START Supplied data
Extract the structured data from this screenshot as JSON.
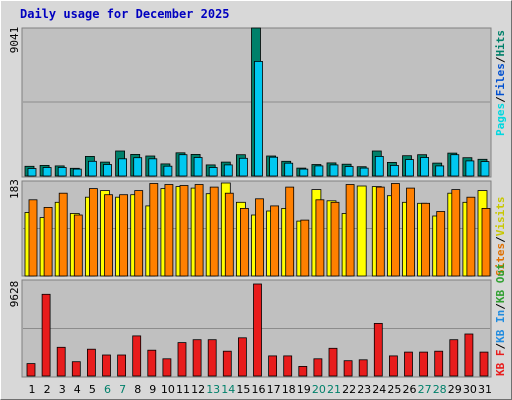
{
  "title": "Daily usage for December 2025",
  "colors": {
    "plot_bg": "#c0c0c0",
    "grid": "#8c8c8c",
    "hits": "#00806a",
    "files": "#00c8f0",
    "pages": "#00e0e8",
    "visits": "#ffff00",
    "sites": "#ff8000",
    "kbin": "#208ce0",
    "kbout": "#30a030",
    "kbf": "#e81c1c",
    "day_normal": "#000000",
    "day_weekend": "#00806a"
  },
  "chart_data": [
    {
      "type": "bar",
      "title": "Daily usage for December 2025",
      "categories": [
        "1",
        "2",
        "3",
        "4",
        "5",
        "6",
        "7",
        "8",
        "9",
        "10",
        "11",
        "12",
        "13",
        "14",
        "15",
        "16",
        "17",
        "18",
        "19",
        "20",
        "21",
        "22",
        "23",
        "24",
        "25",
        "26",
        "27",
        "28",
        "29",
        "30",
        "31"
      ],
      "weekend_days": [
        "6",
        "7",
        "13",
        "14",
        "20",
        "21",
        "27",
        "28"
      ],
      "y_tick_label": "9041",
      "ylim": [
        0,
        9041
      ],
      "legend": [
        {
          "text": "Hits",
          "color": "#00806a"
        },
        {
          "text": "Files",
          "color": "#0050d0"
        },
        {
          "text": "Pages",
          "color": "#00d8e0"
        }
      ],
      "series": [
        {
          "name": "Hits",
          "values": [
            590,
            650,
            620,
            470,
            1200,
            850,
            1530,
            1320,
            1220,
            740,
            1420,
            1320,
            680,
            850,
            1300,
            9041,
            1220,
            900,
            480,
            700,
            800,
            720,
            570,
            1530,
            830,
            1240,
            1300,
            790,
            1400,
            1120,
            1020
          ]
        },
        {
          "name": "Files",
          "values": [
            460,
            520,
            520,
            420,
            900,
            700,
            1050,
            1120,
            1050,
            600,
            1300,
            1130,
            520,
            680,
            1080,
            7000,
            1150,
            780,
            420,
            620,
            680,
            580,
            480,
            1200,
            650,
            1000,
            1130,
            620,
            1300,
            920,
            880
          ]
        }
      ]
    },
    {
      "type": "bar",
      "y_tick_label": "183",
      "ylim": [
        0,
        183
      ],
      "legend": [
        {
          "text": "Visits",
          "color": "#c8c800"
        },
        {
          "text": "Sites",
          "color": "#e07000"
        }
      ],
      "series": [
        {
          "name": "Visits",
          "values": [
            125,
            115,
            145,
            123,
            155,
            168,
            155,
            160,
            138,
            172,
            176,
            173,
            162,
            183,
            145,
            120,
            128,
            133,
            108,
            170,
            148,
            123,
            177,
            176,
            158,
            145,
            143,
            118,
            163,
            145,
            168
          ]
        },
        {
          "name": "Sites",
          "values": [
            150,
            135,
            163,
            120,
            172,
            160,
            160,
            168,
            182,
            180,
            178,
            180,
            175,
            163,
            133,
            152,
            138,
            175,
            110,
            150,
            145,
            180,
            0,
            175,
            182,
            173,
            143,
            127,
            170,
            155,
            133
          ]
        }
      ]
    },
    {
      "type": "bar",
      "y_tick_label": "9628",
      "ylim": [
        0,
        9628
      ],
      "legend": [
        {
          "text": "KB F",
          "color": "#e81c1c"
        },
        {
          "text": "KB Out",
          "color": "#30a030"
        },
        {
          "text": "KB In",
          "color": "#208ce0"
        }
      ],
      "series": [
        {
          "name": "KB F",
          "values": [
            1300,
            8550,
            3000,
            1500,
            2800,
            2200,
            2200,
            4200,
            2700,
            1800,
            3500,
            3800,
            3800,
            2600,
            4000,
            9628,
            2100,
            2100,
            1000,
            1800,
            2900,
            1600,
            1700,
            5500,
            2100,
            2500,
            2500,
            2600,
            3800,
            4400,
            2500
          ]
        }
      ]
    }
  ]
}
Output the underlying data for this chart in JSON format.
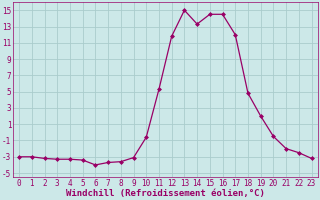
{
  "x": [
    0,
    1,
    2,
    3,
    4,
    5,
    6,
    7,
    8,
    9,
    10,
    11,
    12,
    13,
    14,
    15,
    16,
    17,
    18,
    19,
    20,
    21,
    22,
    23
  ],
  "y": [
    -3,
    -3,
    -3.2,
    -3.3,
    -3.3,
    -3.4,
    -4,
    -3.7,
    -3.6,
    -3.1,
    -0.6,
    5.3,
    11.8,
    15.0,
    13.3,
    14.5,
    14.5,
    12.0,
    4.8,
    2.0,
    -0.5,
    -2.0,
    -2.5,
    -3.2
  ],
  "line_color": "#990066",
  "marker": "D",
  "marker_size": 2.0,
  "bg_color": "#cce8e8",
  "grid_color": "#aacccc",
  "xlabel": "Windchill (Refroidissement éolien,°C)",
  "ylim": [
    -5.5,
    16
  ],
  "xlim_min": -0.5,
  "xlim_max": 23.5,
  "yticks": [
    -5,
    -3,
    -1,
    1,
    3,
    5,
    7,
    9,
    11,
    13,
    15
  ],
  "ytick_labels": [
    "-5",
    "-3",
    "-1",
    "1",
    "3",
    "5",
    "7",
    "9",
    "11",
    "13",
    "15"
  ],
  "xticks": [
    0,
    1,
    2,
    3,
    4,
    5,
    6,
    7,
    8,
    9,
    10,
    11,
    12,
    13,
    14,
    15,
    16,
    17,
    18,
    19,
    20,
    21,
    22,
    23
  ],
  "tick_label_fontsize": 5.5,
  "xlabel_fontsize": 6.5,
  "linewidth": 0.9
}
END Supplied data
What you should do:
Write the lines above out again exactly, without any of their pictures.

Complete response:
Extract the structured data from this screenshot as JSON.
{
  "title": "Daily usage for December 2025",
  "colors": {
    "plot_bg": "#c0c0c0",
    "grid": "#8c8c8c",
    "hits": "#00806a",
    "files": "#00c8f0",
    "pages": "#00e0e8",
    "visits": "#ffff00",
    "sites": "#ff8000",
    "kbin": "#208ce0",
    "kbout": "#30a030",
    "kbf": "#e81c1c",
    "day_normal": "#000000",
    "day_weekend": "#00806a"
  },
  "chart_data": [
    {
      "type": "bar",
      "title": "Daily usage for December 2025",
      "categories": [
        "1",
        "2",
        "3",
        "4",
        "5",
        "6",
        "7",
        "8",
        "9",
        "10",
        "11",
        "12",
        "13",
        "14",
        "15",
        "16",
        "17",
        "18",
        "19",
        "20",
        "21",
        "22",
        "23",
        "24",
        "25",
        "26",
        "27",
        "28",
        "29",
        "30",
        "31"
      ],
      "weekend_days": [
        "6",
        "7",
        "13",
        "14",
        "20",
        "21",
        "27",
        "28"
      ],
      "y_tick_label": "9041",
      "ylim": [
        0,
        9041
      ],
      "legend": [
        {
          "text": "Hits",
          "color": "#00806a"
        },
        {
          "text": "Files",
          "color": "#0050d0"
        },
        {
          "text": "Pages",
          "color": "#00d8e0"
        }
      ],
      "series": [
        {
          "name": "Hits",
          "values": [
            590,
            650,
            620,
            470,
            1200,
            850,
            1530,
            1320,
            1220,
            740,
            1420,
            1320,
            680,
            850,
            1300,
            9041,
            1220,
            900,
            480,
            700,
            800,
            720,
            570,
            1530,
            830,
            1240,
            1300,
            790,
            1400,
            1120,
            1020
          ]
        },
        {
          "name": "Files",
          "values": [
            460,
            520,
            520,
            420,
            900,
            700,
            1050,
            1120,
            1050,
            600,
            1300,
            1130,
            520,
            680,
            1080,
            7000,
            1150,
            780,
            420,
            620,
            680,
            580,
            480,
            1200,
            650,
            1000,
            1130,
            620,
            1300,
            920,
            880
          ]
        }
      ]
    },
    {
      "type": "bar",
      "y_tick_label": "183",
      "ylim": [
        0,
        183
      ],
      "legend": [
        {
          "text": "Visits",
          "color": "#c8c800"
        },
        {
          "text": "Sites",
          "color": "#e07000"
        }
      ],
      "series": [
        {
          "name": "Visits",
          "values": [
            125,
            115,
            145,
            123,
            155,
            168,
            155,
            160,
            138,
            172,
            176,
            173,
            162,
            183,
            145,
            120,
            128,
            133,
            108,
            170,
            148,
            123,
            177,
            176,
            158,
            145,
            143,
            118,
            163,
            145,
            168
          ]
        },
        {
          "name": "Sites",
          "values": [
            150,
            135,
            163,
            120,
            172,
            160,
            160,
            168,
            182,
            180,
            178,
            180,
            175,
            163,
            133,
            152,
            138,
            175,
            110,
            150,
            145,
            180,
            0,
            175,
            182,
            173,
            143,
            127,
            170,
            155,
            133
          ]
        }
      ]
    },
    {
      "type": "bar",
      "y_tick_label": "9628",
      "ylim": [
        0,
        9628
      ],
      "legend": [
        {
          "text": "KB F",
          "color": "#e81c1c"
        },
        {
          "text": "KB Out",
          "color": "#30a030"
        },
        {
          "text": "KB In",
          "color": "#208ce0"
        }
      ],
      "series": [
        {
          "name": "KB F",
          "values": [
            1300,
            8550,
            3000,
            1500,
            2800,
            2200,
            2200,
            4200,
            2700,
            1800,
            3500,
            3800,
            3800,
            2600,
            4000,
            9628,
            2100,
            2100,
            1000,
            1800,
            2900,
            1600,
            1700,
            5500,
            2100,
            2500,
            2500,
            2600,
            3800,
            4400,
            2500
          ]
        }
      ]
    }
  ]
}
Output the underlying data for this chart in JSON format.
{
  "x": [
    0,
    1,
    2,
    3,
    4,
    5,
    6,
    7,
    8,
    9,
    10,
    11,
    12,
    13,
    14,
    15,
    16,
    17,
    18,
    19,
    20,
    21,
    22,
    23
  ],
  "y": [
    -3,
    -3,
    -3.2,
    -3.3,
    -3.3,
    -3.4,
    -4,
    -3.7,
    -3.6,
    -3.1,
    -0.6,
    5.3,
    11.8,
    15.0,
    13.3,
    14.5,
    14.5,
    12.0,
    4.8,
    2.0,
    -0.5,
    -2.0,
    -2.5,
    -3.2
  ],
  "line_color": "#990066",
  "marker": "D",
  "marker_size": 2.0,
  "bg_color": "#cce8e8",
  "grid_color": "#aacccc",
  "xlabel": "Windchill (Refroidissement éolien,°C)",
  "ylim": [
    -5.5,
    16
  ],
  "xlim_min": -0.5,
  "xlim_max": 23.5,
  "yticks": [
    -5,
    -3,
    -1,
    1,
    3,
    5,
    7,
    9,
    11,
    13,
    15
  ],
  "ytick_labels": [
    "-5",
    "-3",
    "-1",
    "1",
    "3",
    "5",
    "7",
    "9",
    "11",
    "13",
    "15"
  ],
  "xticks": [
    0,
    1,
    2,
    3,
    4,
    5,
    6,
    7,
    8,
    9,
    10,
    11,
    12,
    13,
    14,
    15,
    16,
    17,
    18,
    19,
    20,
    21,
    22,
    23
  ],
  "tick_label_fontsize": 5.5,
  "xlabel_fontsize": 6.5,
  "linewidth": 0.9
}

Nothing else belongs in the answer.